- **Problem details**:
Your task is to extract every line from the material below exactly.

- **The records**:
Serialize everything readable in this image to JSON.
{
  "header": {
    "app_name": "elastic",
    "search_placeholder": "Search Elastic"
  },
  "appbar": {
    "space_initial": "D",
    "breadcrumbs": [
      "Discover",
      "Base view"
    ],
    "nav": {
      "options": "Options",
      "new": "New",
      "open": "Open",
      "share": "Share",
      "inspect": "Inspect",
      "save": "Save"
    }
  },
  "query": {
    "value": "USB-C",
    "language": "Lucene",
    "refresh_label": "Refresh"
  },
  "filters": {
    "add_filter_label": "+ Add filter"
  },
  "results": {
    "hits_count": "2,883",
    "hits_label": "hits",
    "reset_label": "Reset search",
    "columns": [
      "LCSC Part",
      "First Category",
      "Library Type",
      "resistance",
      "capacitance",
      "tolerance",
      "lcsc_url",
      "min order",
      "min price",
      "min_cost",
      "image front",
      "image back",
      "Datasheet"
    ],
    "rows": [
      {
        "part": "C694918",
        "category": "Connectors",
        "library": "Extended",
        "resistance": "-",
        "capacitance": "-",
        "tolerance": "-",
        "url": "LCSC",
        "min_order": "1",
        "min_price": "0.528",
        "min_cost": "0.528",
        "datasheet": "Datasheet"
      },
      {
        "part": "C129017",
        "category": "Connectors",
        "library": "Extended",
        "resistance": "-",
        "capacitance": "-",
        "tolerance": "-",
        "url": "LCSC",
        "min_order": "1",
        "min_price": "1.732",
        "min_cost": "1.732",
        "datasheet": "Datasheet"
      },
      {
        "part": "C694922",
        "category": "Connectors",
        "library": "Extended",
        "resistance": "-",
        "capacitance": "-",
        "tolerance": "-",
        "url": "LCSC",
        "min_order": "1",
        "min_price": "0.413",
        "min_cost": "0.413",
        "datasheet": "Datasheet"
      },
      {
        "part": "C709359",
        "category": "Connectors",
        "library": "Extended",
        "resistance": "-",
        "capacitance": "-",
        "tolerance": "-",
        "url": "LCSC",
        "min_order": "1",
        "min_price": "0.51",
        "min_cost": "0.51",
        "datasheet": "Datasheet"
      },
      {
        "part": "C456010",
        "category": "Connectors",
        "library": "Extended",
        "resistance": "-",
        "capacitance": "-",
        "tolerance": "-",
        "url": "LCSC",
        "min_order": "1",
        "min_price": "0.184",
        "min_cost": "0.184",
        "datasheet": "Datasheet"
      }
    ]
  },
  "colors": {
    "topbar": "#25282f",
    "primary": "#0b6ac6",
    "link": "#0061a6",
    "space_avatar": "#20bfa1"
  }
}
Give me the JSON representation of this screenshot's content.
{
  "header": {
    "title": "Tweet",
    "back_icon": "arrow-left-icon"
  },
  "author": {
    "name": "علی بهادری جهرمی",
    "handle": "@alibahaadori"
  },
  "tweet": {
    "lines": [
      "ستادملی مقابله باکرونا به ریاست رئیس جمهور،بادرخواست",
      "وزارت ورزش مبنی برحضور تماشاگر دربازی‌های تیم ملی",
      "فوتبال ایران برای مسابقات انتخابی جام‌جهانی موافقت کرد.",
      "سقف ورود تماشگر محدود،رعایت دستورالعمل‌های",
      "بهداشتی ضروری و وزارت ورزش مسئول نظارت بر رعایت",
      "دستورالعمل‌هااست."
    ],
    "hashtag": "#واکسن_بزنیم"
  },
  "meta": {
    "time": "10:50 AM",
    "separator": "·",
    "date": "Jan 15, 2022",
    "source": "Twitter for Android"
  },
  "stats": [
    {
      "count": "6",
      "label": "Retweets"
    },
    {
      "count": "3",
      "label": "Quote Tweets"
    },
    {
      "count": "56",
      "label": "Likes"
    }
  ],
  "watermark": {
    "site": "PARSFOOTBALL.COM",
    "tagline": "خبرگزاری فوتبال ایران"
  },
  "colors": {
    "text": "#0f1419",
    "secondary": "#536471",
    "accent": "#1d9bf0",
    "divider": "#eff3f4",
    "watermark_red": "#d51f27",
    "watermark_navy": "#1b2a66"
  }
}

- **Result for this exercise**:
Serialize everything readable in this image to JSON.
{
  "header": {
    "app_name": "elastic",
    "search_placeholder": "Search Elastic"
  },
  "appbar": {
    "space_initial": "D",
    "breadcrumbs": [
      "Discover",
      "Base view"
    ],
    "nav": {
      "options": "Options",
      "new": "New",
      "open": "Open",
      "share": "Share",
      "inspect": "Inspect",
      "save": "Save"
    }
  },
  "query": {
    "value": "USB-C",
    "language": "Lucene",
    "refresh_label": "Refresh"
  },
  "filters": {
    "add_filter_label": "+ Add filter"
  },
  "results": {
    "hits_count": "2,883",
    "hits_label": "hits",
    "reset_label": "Reset search",
    "columns": [
      "LCSC Part",
      "First Category",
      "Library Type",
      "resistance",
      "capacitance",
      "tolerance",
      "lcsc_url",
      "min order",
      "min price",
      "min_cost",
      "image front",
      "image back",
      "Datasheet"
    ],
    "rows": [
      {
        "part": "C694918",
        "category": "Connectors",
        "library": "Extended",
        "resistance": "-",
        "capacitance": "-",
        "tolerance": "-",
        "url": "LCSC",
        "min_order": "1",
        "min_price": "0.528",
        "min_cost": "0.528",
        "datasheet": "Datasheet"
      },
      {
        "part": "C129017",
        "category": "Connectors",
        "library": "Extended",
        "resistance": "-",
        "capacitance": "-",
        "tolerance": "-",
        "url": "LCSC",
        "min_order": "1",
        "min_price": "1.732",
        "min_cost": "1.732",
        "datasheet": "Datasheet"
      },
      {
        "part": "C694922",
        "category": "Connectors",
        "library": "Extended",
        "resistance": "-",
        "capacitance": "-",
        "tolerance": "-",
        "url": "LCSC",
        "min_order": "1",
        "min_price": "0.413",
        "min_cost": "0.413",
        "datasheet": "Datasheet"
      },
      {
        "part": "C709359",
        "category": "Connectors",
        "library": "Extended",
        "resistance": "-",
        "capacitance": "-",
        "tolerance": "-",
        "url": "LCSC",
        "min_order": "1",
        "min_price": "0.51",
        "min_cost": "0.51",
        "datasheet": "Datasheet"
      },
      {
        "part": "C456010",
        "category": "Connectors",
        "library": "Extended",
        "resistance": "-",
        "capacitance": "-",
        "tolerance": "-",
        "url": "LCSC",
        "min_order": "1",
        "min_price": "0.184",
        "min_cost": "0.184",
        "datasheet": "Datasheet"
      }
    ]
  },
  "colors": {
    "topbar": "#25282f",
    "primary": "#0b6ac6",
    "link": "#0061a6",
    "space_avatar": "#20bfa1"
  }
}
Give me the JSON representation of this screenshot's content.
{
  "header": {
    "title": "Tweet",
    "back_icon": "arrow-left-icon"
  },
  "author": {
    "name": "علی بهادری جهرمی",
    "handle": "@alibahaadori"
  },
  "tweet": {
    "lines": [
      "ستادملی مقابله باکرونا به ریاست رئیس جمهور،بادرخواست",
      "وزارت ورزش مبنی برحضور تماشاگر دربازی‌های تیم ملی",
      "فوتبال ایران برای مسابقات انتخابی جام‌جهانی موافقت کرد.",
      "سقف ورود تماشگر محدود،رعایت دستورالعمل‌های",
      "بهداشتی ضروری و وزارت ورزش مسئول نظارت بر رعایت",
      "دستورالعمل‌هااست."
    ],
    "hashtag": "#واکسن_بزنیم"
  },
  "meta": {
    "time": "10:50 AM",
    "separator": "·",
    "date": "Jan 15, 2022",
    "source": "Twitter for Android"
  },
  "stats": [
    {
      "count": "6",
      "label": "Retweets"
    },
    {
      "count": "3",
      "label": "Quote Tweets"
    },
    {
      "count": "56",
      "label": "Likes"
    }
  ],
  "watermark": {
    "site": "PARSFOOTBALL.COM",
    "tagline": "خبرگزاری فوتبال ایران"
  },
  "colors": {
    "text": "#0f1419",
    "secondary": "#536471",
    "accent": "#1d9bf0",
    "divider": "#eff3f4",
    "watermark_red": "#d51f27",
    "watermark_navy": "#1b2a66"
  }
}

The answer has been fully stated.